* [DO THIS] What follows is a listing; give it again exactly, in its entirety.

* [RAW RECORDS]
....
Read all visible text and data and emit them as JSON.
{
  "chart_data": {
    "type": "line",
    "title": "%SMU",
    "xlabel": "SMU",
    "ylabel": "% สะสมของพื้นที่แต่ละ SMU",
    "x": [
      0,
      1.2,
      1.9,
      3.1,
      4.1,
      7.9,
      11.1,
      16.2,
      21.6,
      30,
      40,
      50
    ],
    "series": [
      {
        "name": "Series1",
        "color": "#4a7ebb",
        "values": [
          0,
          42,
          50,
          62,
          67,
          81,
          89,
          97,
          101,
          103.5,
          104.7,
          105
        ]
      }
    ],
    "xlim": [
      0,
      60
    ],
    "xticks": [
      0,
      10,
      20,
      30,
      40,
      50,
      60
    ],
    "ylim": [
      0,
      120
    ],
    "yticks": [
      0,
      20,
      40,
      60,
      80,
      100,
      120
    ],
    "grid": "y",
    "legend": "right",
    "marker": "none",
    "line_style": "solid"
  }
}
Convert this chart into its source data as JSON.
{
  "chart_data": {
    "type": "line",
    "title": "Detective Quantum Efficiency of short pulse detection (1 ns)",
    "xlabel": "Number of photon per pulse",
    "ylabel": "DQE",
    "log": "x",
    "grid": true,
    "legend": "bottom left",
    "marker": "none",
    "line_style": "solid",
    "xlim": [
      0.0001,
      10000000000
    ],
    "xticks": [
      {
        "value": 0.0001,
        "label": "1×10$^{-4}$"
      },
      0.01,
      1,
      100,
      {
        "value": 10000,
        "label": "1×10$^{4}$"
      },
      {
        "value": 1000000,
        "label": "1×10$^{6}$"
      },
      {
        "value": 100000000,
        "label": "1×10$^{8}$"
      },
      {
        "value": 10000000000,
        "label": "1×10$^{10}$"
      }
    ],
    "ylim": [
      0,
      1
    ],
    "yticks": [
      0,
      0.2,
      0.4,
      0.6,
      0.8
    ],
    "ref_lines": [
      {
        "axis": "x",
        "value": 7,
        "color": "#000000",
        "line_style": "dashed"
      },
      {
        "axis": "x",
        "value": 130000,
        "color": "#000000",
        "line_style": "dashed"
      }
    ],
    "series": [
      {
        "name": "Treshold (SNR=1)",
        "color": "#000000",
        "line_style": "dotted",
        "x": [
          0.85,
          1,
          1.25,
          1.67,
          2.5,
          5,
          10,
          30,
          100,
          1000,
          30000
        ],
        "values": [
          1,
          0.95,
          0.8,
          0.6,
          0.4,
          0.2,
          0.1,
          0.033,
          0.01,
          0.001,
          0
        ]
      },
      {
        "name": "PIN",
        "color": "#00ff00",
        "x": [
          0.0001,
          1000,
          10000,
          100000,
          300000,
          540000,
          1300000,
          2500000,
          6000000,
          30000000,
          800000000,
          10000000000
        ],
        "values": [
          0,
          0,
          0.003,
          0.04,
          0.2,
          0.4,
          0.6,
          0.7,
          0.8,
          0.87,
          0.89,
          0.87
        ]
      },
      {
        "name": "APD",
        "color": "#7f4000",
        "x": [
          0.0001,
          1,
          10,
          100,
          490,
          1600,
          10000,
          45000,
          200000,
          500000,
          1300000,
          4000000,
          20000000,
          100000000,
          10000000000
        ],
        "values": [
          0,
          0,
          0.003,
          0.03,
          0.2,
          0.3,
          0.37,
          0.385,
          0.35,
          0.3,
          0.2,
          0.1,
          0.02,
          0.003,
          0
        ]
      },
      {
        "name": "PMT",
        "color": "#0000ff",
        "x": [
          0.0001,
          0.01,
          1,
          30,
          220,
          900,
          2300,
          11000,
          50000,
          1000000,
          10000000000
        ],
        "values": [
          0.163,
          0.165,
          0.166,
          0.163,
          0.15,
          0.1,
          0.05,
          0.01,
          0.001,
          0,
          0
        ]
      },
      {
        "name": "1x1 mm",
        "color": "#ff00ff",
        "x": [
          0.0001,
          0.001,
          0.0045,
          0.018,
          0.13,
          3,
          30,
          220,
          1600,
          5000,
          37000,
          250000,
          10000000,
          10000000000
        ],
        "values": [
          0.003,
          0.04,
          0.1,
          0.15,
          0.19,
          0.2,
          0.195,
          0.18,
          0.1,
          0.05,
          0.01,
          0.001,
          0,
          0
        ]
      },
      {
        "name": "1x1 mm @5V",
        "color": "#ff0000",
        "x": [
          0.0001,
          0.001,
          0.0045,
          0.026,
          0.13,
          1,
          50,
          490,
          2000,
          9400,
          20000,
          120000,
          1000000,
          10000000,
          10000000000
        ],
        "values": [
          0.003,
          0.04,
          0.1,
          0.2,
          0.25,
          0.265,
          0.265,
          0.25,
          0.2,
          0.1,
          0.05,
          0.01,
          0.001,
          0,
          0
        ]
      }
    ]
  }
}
....
* [EXERCISE SOLUTION]
Read all visible text and data and emit them as JSON.
{
  "chart_data": {
    "type": "line",
    "title": "%SMU",
    "xlabel": "SMU",
    "ylabel": "% สะสมของพื้นที่แต่ละ SMU",
    "x": [
      0,
      1.2,
      1.9,
      3.1,
      4.1,
      7.9,
      11.1,
      16.2,
      21.6,
      30,
      40,
      50
    ],
    "series": [
      {
        "name": "Series1",
        "color": "#4a7ebb",
        "values": [
          0,
          42,
          50,
          62,
          67,
          81,
          89,
          97,
          101,
          103.5,
          104.7,
          105
        ]
      }
    ],
    "xlim": [
      0,
      60
    ],
    "xticks": [
      0,
      10,
      20,
      30,
      40,
      50,
      60
    ],
    "ylim": [
      0,
      120
    ],
    "yticks": [
      0,
      20,
      40,
      60,
      80,
      100,
      120
    ],
    "grid": "y",
    "legend": "right",
    "marker": "none",
    "line_style": "solid"
  }
}
Convert this chart into its source data as JSON.
{
  "chart_data": {
    "type": "line",
    "title": "Detective Quantum Efficiency of short pulse detection (1 ns)",
    "xlabel": "Number of photon per pulse",
    "ylabel": "DQE",
    "log": "x",
    "grid": true,
    "legend": "bottom left",
    "marker": "none",
    "line_style": "solid",
    "xlim": [
      0.0001,
      10000000000
    ],
    "xticks": [
      {
        "value": 0.0001,
        "label": "1×10$^{-4}$"
      },
      0.01,
      1,
      100,
      {
        "value": 10000,
        "label": "1×10$^{4}$"
      },
      {
        "value": 1000000,
        "label": "1×10$^{6}$"
      },
      {
        "value": 100000000,
        "label": "1×10$^{8}$"
      },
      {
        "value": 10000000000,
        "label": "1×10$^{10}$"
      }
    ],
    "ylim": [
      0,
      1
    ],
    "yticks": [
      0,
      0.2,
      0.4,
      0.6,
      0.8
    ],
    "ref_lines": [
      {
        "axis": "x",
        "value": 7,
        "color": "#000000",
        "line_style": "dashed"
      },
      {
        "axis": "x",
        "value": 130000,
        "color": "#000000",
        "line_style": "dashed"
      }
    ],
    "series": [
      {
        "name": "Treshold (SNR=1)",
        "color": "#000000",
        "line_style": "dotted",
        "x": [
          0.85,
          1,
          1.25,
          1.67,
          2.5,
          5,
          10,
          30,
          100,
          1000,
          30000
        ],
        "values": [
          1,
          0.95,
          0.8,
          0.6,
          0.4,
          0.2,
          0.1,
          0.033,
          0.01,
          0.001,
          0
        ]
      },
      {
        "name": "PIN",
        "color": "#00ff00",
        "x": [
          0.0001,
          1000,
          10000,
          100000,
          300000,
          540000,
          1300000,
          2500000,
          6000000,
          30000000,
          800000000,
          10000000000
        ],
        "values": [
          0,
          0,
          0.003,
          0.04,
          0.2,
          0.4,
          0.6,
          0.7,
          0.8,
          0.87,
          0.89,
          0.87
        ]
      },
      {
        "name": "APD",
        "color": "#7f4000",
        "x": [
          0.0001,
          1,
          10,
          100,
          490,
          1600,
          10000,
          45000,
          200000,
          500000,
          1300000,
          4000000,
          20000000,
          100000000,
          10000000000
        ],
        "values": [
          0,
          0,
          0.003,
          0.03,
          0.2,
          0.3,
          0.37,
          0.385,
          0.35,
          0.3,
          0.2,
          0.1,
          0.02,
          0.003,
          0
        ]
      },
      {
        "name": "PMT",
        "color": "#0000ff",
        "x": [
          0.0001,
          0.01,
          1,
          30,
          220,
          900,
          2300,
          11000,
          50000,
          1000000,
          10000000000
        ],
        "values": [
          0.163,
          0.165,
          0.166,
          0.163,
          0.15,
          0.1,
          0.05,
          0.01,
          0.001,
          0,
          0
        ]
      },
      {
        "name": "1x1 mm",
        "color": "#ff00ff",
        "x": [
          0.0001,
          0.001,
          0.0045,
          0.018,
          0.13,
          3,
          30,
          220,
          1600,
          5000,
          37000,
          250000,
          10000000,
          10000000000
        ],
        "values": [
          0.003,
          0.04,
          0.1,
          0.15,
          0.19,
          0.2,
          0.195,
          0.18,
          0.1,
          0.05,
          0.01,
          0.001,
          0,
          0
        ]
      },
      {
        "name": "1x1 mm @5V",
        "color": "#ff0000",
        "x": [
          0.0001,
          0.001,
          0.0045,
          0.026,
          0.13,
          1,
          50,
          490,
          2000,
          9400,
          20000,
          120000,
          1000000,
          10000000,
          10000000000
        ],
        "values": [
          0.003,
          0.04,
          0.1,
          0.2,
          0.25,
          0.265,
          0.265,
          0.25,
          0.2,
          0.1,
          0.05,
          0.01,
          0.001,
          0,
          0
        ]
      }
    ]
  }
}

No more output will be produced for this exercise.